*EXERCISE DIRECTIONS*
Print out the material that follows word for word.

*THE INPUT*
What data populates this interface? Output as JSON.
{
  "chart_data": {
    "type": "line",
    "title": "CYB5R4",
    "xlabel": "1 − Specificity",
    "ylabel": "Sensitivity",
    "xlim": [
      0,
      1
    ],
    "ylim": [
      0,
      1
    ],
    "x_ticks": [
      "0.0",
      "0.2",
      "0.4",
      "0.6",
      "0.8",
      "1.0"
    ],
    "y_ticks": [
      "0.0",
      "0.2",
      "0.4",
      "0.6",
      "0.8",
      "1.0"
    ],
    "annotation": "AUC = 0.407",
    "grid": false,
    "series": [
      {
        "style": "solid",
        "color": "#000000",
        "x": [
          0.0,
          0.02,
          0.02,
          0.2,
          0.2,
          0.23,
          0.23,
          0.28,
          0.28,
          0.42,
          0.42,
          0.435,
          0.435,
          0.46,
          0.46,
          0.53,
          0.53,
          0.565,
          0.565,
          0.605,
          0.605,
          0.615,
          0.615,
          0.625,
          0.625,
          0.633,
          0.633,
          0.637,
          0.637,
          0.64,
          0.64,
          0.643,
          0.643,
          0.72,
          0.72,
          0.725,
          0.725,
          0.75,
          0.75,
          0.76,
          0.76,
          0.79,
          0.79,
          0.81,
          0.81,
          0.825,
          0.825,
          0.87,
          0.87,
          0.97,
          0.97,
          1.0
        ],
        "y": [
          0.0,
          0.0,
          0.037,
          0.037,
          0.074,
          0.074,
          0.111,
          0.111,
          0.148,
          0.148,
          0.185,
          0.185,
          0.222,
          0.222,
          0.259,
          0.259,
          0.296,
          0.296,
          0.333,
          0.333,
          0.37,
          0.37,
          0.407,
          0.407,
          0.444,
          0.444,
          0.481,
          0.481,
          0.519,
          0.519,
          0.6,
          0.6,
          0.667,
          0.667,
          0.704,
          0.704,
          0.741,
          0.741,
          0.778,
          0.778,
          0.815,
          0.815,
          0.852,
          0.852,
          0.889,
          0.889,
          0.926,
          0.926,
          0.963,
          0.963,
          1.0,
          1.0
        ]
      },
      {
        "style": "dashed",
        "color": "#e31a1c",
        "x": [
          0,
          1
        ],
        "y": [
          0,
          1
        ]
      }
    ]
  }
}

*EXERCISE RESULT*
What data populates this interface? Output as JSON.
{
  "chart_data": {
    "type": "line",
    "title": "CYB5R4",
    "xlabel": "1 − Specificity",
    "ylabel": "Sensitivity",
    "xlim": [
      0,
      1
    ],
    "ylim": [
      0,
      1
    ],
    "x_ticks": [
      "0.0",
      "0.2",
      "0.4",
      "0.6",
      "0.8",
      "1.0"
    ],
    "y_ticks": [
      "0.0",
      "0.2",
      "0.4",
      "0.6",
      "0.8",
      "1.0"
    ],
    "annotation": "AUC = 0.407",
    "grid": false,
    "series": [
      {
        "style": "solid",
        "color": "#000000",
        "x": [
          0.0,
          0.02,
          0.02,
          0.2,
          0.2,
          0.23,
          0.23,
          0.28,
          0.28,
          0.42,
          0.42,
          0.435,
          0.435,
          0.46,
          0.46,
          0.53,
          0.53,
          0.565,
          0.565,
          0.605,
          0.605,
          0.615,
          0.615,
          0.625,
          0.625,
          0.633,
          0.633,
          0.637,
          0.637,
          0.64,
          0.64,
          0.643,
          0.643,
          0.72,
          0.72,
          0.725,
          0.725,
          0.75,
          0.75,
          0.76,
          0.76,
          0.79,
          0.79,
          0.81,
          0.81,
          0.825,
          0.825,
          0.87,
          0.87,
          0.97,
          0.97,
          1.0
        ],
        "y": [
          0.0,
          0.0,
          0.037,
          0.037,
          0.074,
          0.074,
          0.111,
          0.111,
          0.148,
          0.148,
          0.185,
          0.185,
          0.222,
          0.222,
          0.259,
          0.259,
          0.296,
          0.296,
          0.333,
          0.333,
          0.37,
          0.37,
          0.407,
          0.407,
          0.444,
          0.444,
          0.481,
          0.481,
          0.519,
          0.519,
          0.6,
          0.6,
          0.667,
          0.667,
          0.704,
          0.704,
          0.741,
          0.741,
          0.778,
          0.778,
          0.815,
          0.815,
          0.852,
          0.852,
          0.889,
          0.889,
          0.926,
          0.926,
          0.963,
          0.963,
          1.0,
          1.0
        ]
      },
      {
        "style": "dashed",
        "color": "#e31a1c",
        "x": [
          0,
          1
        ],
        "y": [
          0,
          1
        ]
      }
    ]
  }
}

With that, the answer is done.